## [Challenge]
Copy the records verbatim, beginning at their first line and stopping after the line containing "- message-text: You’ve", including that line.

## [Data]
[Begin]

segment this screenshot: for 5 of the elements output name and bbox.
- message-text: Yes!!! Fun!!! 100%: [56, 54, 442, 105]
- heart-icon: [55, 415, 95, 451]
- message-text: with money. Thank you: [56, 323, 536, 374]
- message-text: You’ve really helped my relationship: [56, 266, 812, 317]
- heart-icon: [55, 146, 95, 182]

[End]

## [Solution]
segment this screenshot: for 5 of the elements output name and bbox.
- message-text: Yes!!! Fun!!! 100%: [56, 54, 442, 105]
- heart-icon: [55, 415, 95, 451]
- message-text: with money. Thank you: [56, 323, 536, 374]
- message-text: You’ve really helped my relationship: [56, 266, 812, 317]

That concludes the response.